* WRITTEN TASK
Could you copy every line from the material below in which "действие" appears?

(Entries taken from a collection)
──────
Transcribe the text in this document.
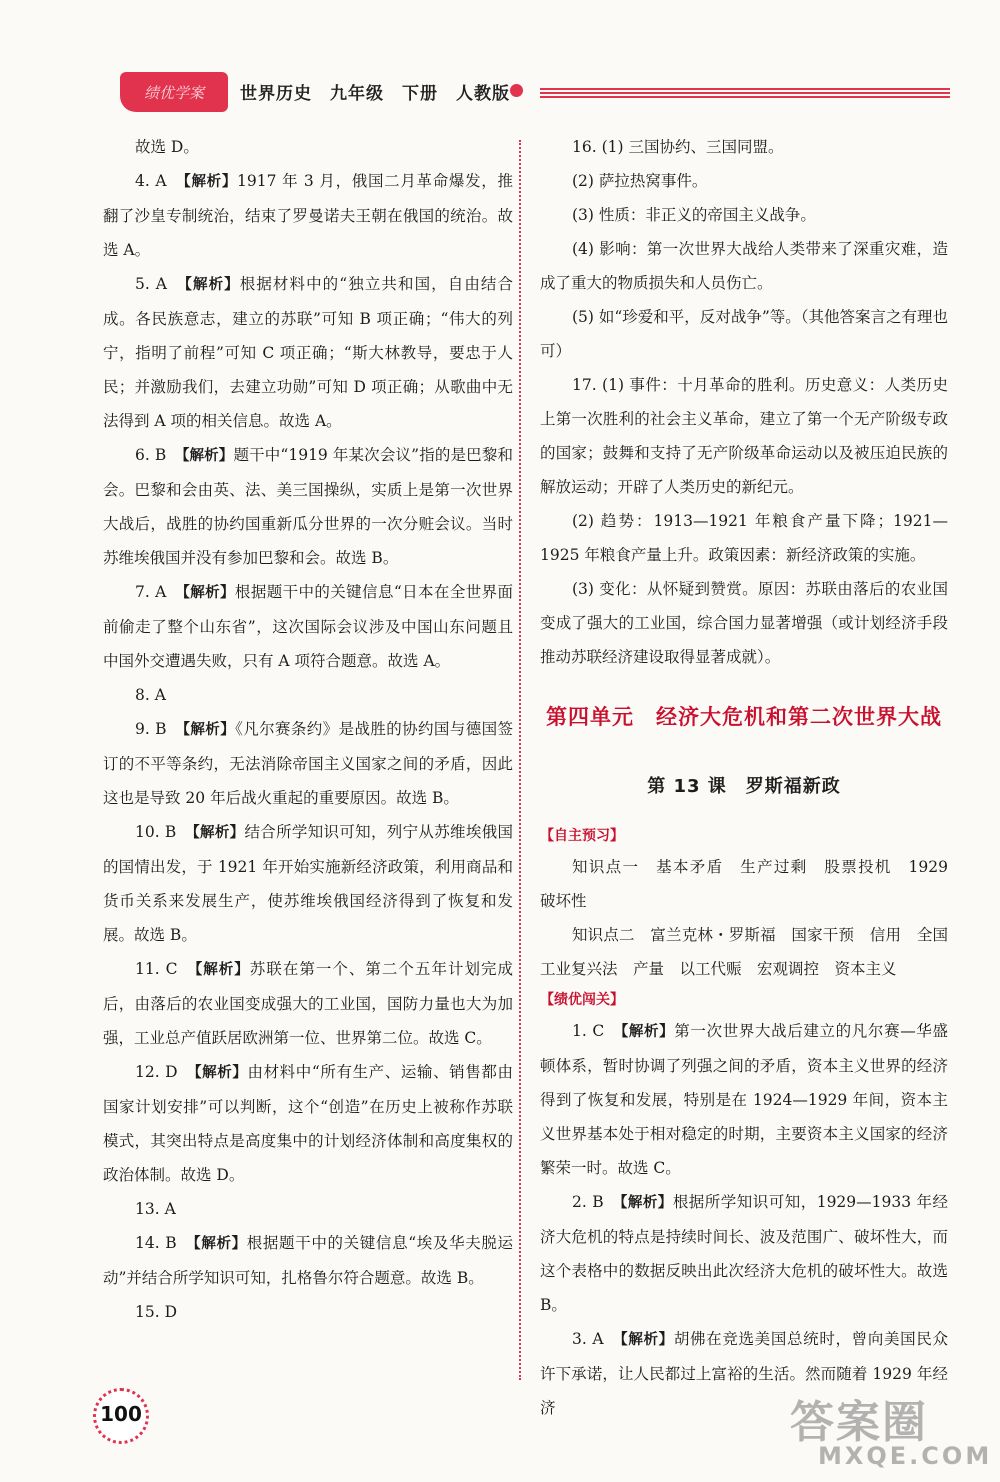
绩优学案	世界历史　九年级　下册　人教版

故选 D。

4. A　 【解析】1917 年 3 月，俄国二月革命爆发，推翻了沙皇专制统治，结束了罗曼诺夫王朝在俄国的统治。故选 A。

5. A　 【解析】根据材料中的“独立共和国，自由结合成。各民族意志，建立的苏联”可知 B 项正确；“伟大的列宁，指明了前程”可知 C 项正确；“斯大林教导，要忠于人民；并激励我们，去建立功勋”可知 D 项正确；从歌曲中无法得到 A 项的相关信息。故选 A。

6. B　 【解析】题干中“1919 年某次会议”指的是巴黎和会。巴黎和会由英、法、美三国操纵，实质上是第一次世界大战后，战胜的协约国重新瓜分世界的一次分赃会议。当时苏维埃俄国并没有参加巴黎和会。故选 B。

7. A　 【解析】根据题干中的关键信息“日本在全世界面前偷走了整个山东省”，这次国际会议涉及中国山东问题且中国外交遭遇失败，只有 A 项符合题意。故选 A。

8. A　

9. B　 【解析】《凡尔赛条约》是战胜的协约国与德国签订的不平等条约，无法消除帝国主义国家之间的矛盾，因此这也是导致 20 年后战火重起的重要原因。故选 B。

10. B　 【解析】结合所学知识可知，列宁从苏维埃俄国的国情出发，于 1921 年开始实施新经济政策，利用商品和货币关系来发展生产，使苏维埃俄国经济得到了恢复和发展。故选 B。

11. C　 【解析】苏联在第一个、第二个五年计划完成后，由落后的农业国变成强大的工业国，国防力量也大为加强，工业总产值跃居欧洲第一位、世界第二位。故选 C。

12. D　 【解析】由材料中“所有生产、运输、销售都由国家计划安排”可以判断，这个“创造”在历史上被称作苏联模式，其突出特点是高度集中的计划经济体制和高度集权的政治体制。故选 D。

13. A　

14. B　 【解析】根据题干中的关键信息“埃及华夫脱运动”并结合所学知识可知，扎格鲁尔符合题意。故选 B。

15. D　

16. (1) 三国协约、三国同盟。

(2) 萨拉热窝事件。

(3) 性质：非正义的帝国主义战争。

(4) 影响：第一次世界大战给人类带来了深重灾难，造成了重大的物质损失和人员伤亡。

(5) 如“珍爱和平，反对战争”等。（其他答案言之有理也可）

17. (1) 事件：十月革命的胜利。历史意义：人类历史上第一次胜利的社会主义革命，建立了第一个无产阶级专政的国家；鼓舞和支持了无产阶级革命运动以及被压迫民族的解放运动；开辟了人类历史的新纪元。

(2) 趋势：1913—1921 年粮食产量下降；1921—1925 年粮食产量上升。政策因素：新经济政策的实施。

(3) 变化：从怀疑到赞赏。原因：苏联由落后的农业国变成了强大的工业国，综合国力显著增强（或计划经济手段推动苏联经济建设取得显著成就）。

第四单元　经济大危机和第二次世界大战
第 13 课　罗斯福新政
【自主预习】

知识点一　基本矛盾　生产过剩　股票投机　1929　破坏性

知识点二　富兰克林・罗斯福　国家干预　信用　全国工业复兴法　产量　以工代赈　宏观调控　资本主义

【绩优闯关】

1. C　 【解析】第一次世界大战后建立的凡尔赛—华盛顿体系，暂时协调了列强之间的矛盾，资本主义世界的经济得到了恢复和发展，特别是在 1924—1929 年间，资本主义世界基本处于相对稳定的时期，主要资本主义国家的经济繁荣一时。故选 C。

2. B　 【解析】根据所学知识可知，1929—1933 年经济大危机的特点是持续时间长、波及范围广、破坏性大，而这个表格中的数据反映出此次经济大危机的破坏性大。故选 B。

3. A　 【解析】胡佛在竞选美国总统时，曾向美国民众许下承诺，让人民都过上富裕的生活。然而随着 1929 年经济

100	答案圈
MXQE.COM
──────
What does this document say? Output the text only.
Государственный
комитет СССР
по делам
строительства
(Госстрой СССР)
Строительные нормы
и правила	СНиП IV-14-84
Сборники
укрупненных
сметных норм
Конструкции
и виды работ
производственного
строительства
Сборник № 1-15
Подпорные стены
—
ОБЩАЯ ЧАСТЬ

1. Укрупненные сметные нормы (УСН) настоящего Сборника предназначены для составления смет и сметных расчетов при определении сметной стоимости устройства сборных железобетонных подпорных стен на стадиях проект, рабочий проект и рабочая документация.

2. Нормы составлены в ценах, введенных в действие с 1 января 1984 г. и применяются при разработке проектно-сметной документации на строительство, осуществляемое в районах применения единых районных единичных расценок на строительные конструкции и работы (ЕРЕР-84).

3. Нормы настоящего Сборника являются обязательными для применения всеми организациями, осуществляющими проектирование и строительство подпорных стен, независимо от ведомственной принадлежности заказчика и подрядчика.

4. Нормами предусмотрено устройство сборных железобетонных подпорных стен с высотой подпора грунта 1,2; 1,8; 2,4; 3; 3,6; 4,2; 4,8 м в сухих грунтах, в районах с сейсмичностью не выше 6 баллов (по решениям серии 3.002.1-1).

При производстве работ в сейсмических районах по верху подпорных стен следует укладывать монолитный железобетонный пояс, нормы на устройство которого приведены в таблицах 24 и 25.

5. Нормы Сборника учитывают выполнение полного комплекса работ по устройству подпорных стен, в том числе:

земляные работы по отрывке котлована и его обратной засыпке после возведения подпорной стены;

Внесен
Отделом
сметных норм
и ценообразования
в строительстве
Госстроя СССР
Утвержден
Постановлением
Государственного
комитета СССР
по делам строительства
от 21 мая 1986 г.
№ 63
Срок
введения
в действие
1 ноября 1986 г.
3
──────
* RESULT
2. Нормы составлены в ценах, введенных в действие с 1 января 1984 г. и применяются при разработке проектно-сметной документации на строительство, осуществляемое в районах применения единых районных единичных расценок на строительные конструкции и работы (ЕРЕР-84).
в действие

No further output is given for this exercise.